What you are asked to do: The exercise asks for every line of the data to be reproduced exactly.
··· Data provided ···
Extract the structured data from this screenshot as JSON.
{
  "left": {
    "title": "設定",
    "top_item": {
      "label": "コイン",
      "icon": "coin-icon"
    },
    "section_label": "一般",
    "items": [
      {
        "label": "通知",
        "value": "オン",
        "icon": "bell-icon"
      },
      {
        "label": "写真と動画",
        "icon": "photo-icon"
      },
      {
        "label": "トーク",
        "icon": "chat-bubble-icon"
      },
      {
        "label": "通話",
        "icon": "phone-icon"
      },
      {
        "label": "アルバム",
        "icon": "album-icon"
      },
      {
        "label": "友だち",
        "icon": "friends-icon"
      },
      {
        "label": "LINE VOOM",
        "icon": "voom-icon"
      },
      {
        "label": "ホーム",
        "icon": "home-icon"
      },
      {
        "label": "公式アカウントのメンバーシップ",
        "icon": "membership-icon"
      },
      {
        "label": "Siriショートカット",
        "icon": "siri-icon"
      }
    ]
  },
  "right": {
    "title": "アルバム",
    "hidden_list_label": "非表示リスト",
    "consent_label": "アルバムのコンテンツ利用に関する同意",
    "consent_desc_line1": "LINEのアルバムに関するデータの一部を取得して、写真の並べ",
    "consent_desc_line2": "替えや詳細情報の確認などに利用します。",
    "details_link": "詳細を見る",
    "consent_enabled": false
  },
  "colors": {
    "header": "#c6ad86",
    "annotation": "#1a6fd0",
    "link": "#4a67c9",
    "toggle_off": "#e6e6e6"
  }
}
···
Written answer:
Extract the structured data from this screenshot as JSON.
{
  "left": {
    "title": "設定",
    "top_item": {
      "label": "コイン",
      "icon": "coin-icon"
    },
    "section_label": "一般",
    "items": [
      {
        "label": "通知",
        "value": "オン",
        "icon": "bell-icon"
      },
      {
        "label": "写真と動画",
        "icon": "photo-icon"
      },
      {
        "label": "トーク",
        "icon": "chat-bubble-icon"
      },
      {
        "label": "通話",
        "icon": "phone-icon"
      },
      {
        "label": "アルバム",
        "icon": "album-icon"
      },
      {
        "label": "友だち",
        "icon": "friends-icon"
      },
      {
        "label": "LINE VOOM",
        "icon": "voom-icon"
      },
      {
        "label": "ホーム",
        "icon": "home-icon"
      },
      {
        "label": "公式アカウントのメンバーシップ",
        "icon": "membership-icon"
      },
      {
        "label": "Siriショートカット",
        "icon": "siri-icon"
      }
    ]
  },
  "right": {
    "title": "アルバム",
    "hidden_list_label": "非表示リスト",
    "consent_label": "アルバムのコンテンツ利用に関する同意",
    "consent_desc_line1": "LINEのアルバムに関するデータの一部を取得して、写真の並べ",
    "consent_desc_line2": "替えや詳細情報の確認などに利用します。",
    "details_link": "詳細を見る",
    "consent_enabled": false
  },
  "colors": {
    "header": "#c6ad86",
    "annotation": "#1a6fd0",
    "link": "#4a67c9",
    "toggle_off": "#e6e6e6"
  }
}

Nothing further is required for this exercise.